Exercise materials:
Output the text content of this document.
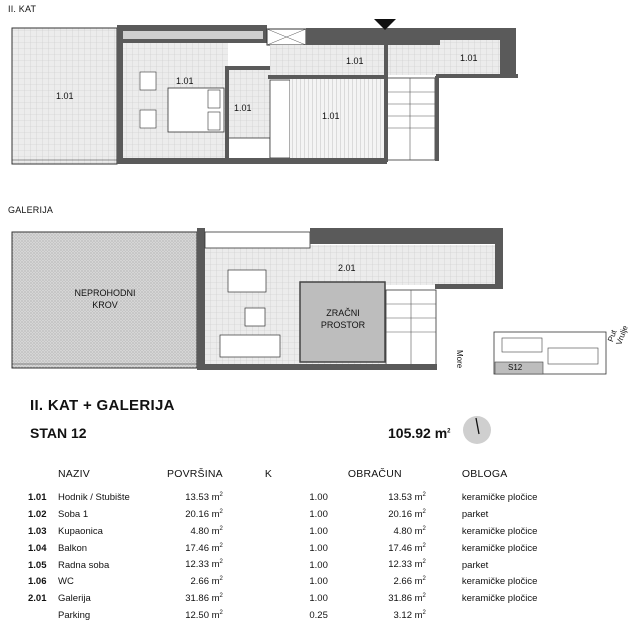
II. KAT
GALERIJA
1.01
1.01
1.01
1.01
1.01
1.01
2.01
NEPROHODNI
KROV
ZRAČNI
PROSTOR
More
Put Vrulje
S12
II. KAT + GALERIJA
STAN 12	105.92 $m^2$
	NAZIV	POVRŠINA	K	OBRAČUN	OBLOGA
1.01	Hodnik / Stubište	13.53 $m^2$	1.00	13.53 $m^2$	keramičke pločice
1.02	Soba 1	20.16 $m^2$	1.00	20.16 $m^2$	parket
1.03	Kupaonica	4.80 $m^2$	1.00	4.80 $m^2$	keramičke pločice
1.04	Balkon	17.46 $m^2$	1.00	17.46 $m^2$	keramičke pločice
1.05	Radna soba	12.33 $m^2$	1.00	12.33 $m^2$	parket
1.06	WC	2.66 $m^2$	1.00	2.66 $m^2$	keramičke pločice
2.01	Galerija	31.86 $m^2$	1.00	31.86 $m^2$	keramičke pločice
	Parking	12.50 $m^2$	0.25	3.12 $m^2$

Written problem:
Each line above is to be copied verbatim. Drop any image from the copy.

Exercise answer:
Output the text content of this document.
II. KAT
GALERIJA
1.01
1.01
1.01
1.01
1.01
1.01
2.01
NEPROHODNI
KROV
ZRAČNI
PROSTOR
More
Put Vrulje
S12
II. KAT + GALERIJA
STAN 12	105.92 $m^2$
	NAZIV	POVRŠINA	K	OBRAČUN	OBLOGA
1.01	Hodnik / Stubište	13.53 $m^2$	1.00	13.53 $m^2$	keramičke pločice
1.02	Soba 1	20.16 $m^2$	1.00	20.16 $m^2$	parket
1.03	Kupaonica	4.80 $m^2$	1.00	4.80 $m^2$	keramičke pločice
1.04	Balkon	17.46 $m^2$	1.00	17.46 $m^2$	keramičke pločice
1.05	Radna soba	12.33 $m^2$	1.00	12.33 $m^2$	parket
1.06	WC	2.66 $m^2$	1.00	2.66 $m^2$	keramičke pločice
2.01	Galerija	31.86 $m^2$	1.00	31.86 $m^2$	keramičke pločice
	Parking	12.50 $m^2$	0.25	3.12 $m^2$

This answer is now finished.